**WHAT YOU NEED TO DO:** Every line of the material below must be repeated exactly.

----- DATA TO PROCESS -----

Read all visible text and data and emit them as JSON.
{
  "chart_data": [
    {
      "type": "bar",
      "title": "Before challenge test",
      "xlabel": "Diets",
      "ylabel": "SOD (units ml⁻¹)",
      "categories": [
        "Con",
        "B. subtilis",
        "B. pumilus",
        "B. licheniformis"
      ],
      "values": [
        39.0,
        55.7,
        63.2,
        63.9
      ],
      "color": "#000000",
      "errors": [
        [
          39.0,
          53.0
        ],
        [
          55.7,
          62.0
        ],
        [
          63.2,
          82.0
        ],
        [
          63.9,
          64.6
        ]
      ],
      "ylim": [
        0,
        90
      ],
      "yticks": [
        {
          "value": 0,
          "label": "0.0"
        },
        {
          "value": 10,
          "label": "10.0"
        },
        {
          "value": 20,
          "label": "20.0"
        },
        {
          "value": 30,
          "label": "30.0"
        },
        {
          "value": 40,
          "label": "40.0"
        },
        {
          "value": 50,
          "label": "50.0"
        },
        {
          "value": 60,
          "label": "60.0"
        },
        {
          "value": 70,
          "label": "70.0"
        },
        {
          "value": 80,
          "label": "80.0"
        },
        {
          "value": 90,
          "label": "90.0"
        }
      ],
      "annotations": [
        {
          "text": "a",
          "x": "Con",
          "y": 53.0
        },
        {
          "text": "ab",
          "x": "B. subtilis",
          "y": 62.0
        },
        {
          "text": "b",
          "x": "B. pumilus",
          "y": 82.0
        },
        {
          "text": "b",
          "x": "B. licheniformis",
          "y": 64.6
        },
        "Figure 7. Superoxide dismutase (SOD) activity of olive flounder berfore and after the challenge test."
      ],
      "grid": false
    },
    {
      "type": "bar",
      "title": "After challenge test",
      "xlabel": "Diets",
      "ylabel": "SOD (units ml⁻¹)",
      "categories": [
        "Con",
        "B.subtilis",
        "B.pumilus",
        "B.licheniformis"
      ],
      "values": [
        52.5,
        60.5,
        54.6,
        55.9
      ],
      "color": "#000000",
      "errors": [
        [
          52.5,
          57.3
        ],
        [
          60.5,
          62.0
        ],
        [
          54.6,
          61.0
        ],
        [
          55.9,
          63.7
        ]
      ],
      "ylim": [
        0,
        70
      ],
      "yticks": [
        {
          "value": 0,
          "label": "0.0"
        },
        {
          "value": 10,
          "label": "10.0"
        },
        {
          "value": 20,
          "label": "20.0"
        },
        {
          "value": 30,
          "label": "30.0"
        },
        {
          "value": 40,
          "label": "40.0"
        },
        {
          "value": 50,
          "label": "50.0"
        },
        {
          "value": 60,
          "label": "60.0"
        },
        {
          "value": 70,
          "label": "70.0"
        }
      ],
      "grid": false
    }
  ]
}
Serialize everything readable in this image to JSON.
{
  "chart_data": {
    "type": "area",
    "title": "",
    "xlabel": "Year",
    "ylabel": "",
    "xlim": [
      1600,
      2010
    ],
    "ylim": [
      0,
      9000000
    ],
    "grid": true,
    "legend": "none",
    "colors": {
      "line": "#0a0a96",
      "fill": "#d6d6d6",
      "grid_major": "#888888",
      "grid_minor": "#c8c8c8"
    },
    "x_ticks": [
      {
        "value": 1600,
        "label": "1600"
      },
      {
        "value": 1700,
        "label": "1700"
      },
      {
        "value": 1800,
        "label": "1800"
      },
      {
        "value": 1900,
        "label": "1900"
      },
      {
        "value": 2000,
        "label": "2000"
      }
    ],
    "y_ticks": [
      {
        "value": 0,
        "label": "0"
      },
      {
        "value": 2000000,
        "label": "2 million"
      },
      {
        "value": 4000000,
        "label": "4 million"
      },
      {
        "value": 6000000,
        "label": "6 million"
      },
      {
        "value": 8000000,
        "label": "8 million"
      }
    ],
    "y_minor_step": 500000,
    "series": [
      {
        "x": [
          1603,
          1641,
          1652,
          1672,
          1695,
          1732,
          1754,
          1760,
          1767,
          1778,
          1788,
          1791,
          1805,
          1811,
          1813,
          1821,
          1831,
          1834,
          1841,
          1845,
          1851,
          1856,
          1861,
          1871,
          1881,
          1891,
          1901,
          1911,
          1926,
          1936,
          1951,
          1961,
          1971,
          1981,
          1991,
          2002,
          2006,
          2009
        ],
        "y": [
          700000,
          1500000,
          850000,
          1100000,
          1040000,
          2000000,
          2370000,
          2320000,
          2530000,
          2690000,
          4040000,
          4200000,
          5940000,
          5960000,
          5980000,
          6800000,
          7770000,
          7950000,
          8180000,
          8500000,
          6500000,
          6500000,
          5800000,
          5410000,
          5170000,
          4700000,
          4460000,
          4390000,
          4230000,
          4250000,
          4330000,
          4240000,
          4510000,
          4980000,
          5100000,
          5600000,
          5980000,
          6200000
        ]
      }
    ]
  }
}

-----

**RESULT FOR THIS TASK:**
Read all visible text and data and emit them as JSON.
{
  "chart_data": [
    {
      "type": "bar",
      "title": "Before challenge test",
      "xlabel": "Diets",
      "ylabel": "SOD (units ml⁻¹)",
      "categories": [
        "Con",
        "B. subtilis",
        "B. pumilus",
        "B. licheniformis"
      ],
      "values": [
        39.0,
        55.7,
        63.2,
        63.9
      ],
      "color": "#000000",
      "errors": [
        [
          39.0,
          53.0
        ],
        [
          55.7,
          62.0
        ],
        [
          63.2,
          82.0
        ],
        [
          63.9,
          64.6
        ]
      ],
      "ylim": [
        0,
        90
      ],
      "yticks": [
        {
          "value": 0,
          "label": "0.0"
        },
        {
          "value": 10,
          "label": "10.0"
        },
        {
          "value": 20,
          "label": "20.0"
        },
        {
          "value": 30,
          "label": "30.0"
        },
        {
          "value": 40,
          "label": "40.0"
        },
        {
          "value": 50,
          "label": "50.0"
        },
        {
          "value": 60,
          "label": "60.0"
        },
        {
          "value": 70,
          "label": "70.0"
        },
        {
          "value": 80,
          "label": "80.0"
        },
        {
          "value": 90,
          "label": "90.0"
        }
      ],
      "annotations": [
        {
          "text": "a",
          "x": "Con",
          "y": 53.0
        },
        {
          "text": "ab",
          "x": "B. subtilis",
          "y": 62.0
        },
        {
          "text": "b",
          "x": "B. pumilus",
          "y": 82.0
        },
        {
          "text": "b",
          "x": "B. licheniformis",
          "y": 64.6
        },
        "Figure 7. Superoxide dismutase (SOD) activity of olive flounder berfore and after the challenge test."
      ],
      "grid": false
    },
    {
      "type": "bar",
      "title": "After challenge test",
      "xlabel": "Diets",
      "ylabel": "SOD (units ml⁻¹)",
      "categories": [
        "Con",
        "B.subtilis",
        "B.pumilus",
        "B.licheniformis"
      ],
      "values": [
        52.5,
        60.5,
        54.6,
        55.9
      ],
      "color": "#000000",
      "errors": [
        [
          52.5,
          57.3
        ],
        [
          60.5,
          62.0
        ],
        [
          54.6,
          61.0
        ],
        [
          55.9,
          63.7
        ]
      ],
      "ylim": [
        0,
        70
      ],
      "yticks": [
        {
          "value": 0,
          "label": "0.0"
        },
        {
          "value": 10,
          "label": "10.0"
        },
        {
          "value": 20,
          "label": "20.0"
        },
        {
          "value": 30,
          "label": "30.0"
        },
        {
          "value": 40,
          "label": "40.0"
        },
        {
          "value": 50,
          "label": "50.0"
        },
        {
          "value": 60,
          "label": "60.0"
        },
        {
          "value": 70,
          "label": "70.0"
        }
      ],
      "grid": false
    }
  ]
}
Serialize everything readable in this image to JSON.
{
  "chart_data": {
    "type": "area",
    "title": "",
    "xlabel": "Year",
    "ylabel": "",
    "xlim": [
      1600,
      2010
    ],
    "ylim": [
      0,
      9000000
    ],
    "grid": true,
    "legend": "none",
    "colors": {
      "line": "#0a0a96",
      "fill": "#d6d6d6",
      "grid_major": "#888888",
      "grid_minor": "#c8c8c8"
    },
    "x_ticks": [
      {
        "value": 1600,
        "label": "1600"
      },
      {
        "value": 1700,
        "label": "1700"
      },
      {
        "value": 1800,
        "label": "1800"
      },
      {
        "value": 1900,
        "label": "1900"
      },
      {
        "value": 2000,
        "label": "2000"
      }
    ],
    "y_ticks": [
      {
        "value": 0,
        "label": "0"
      },
      {
        "value": 2000000,
        "label": "2 million"
      },
      {
        "value": 4000000,
        "label": "4 million"
      },
      {
        "value": 6000000,
        "label": "6 million"
      },
      {
        "value": 8000000,
        "label": "8 million"
      }
    ],
    "y_minor_step": 500000,
    "series": [
      {
        "x": [
          1603,
          1641,
          1652,
          1672,
          1695,
          1732,
          1754,
          1760,
          1767,
          1778,
          1788,
          1791,
          1805,
          1811,
          1813,
          1821,
          1831,
          1834,
          1841,
          1845,
          1851,
          1856,
          1861,
          1871,
          1881,
          1891,
          1901,
          1911,
          1926,
          1936,
          1951,
          1961,
          1971,
          1981,
          1991,
          2002,
          2006,
          2009
        ],
        "y": [
          700000,
          1500000,
          850000,
          1100000,
          1040000,
          2000000,
          2370000,
          2320000,
          2530000,
          2690000,
          4040000,
          4200000,
          5940000,
          5960000,
          5980000,
          6800000,
          7770000,
          7950000,
          8180000,
          8500000,
          6500000,
          6500000,
          5800000,
          5410000,
          5170000,
          4700000,
          4460000,
          4390000,
          4230000,
          4250000,
          4330000,
          4240000,
          4510000,
          4980000,
          5100000,
          5600000,
          5980000,
          6200000
        ]
      }
    ]
  }
}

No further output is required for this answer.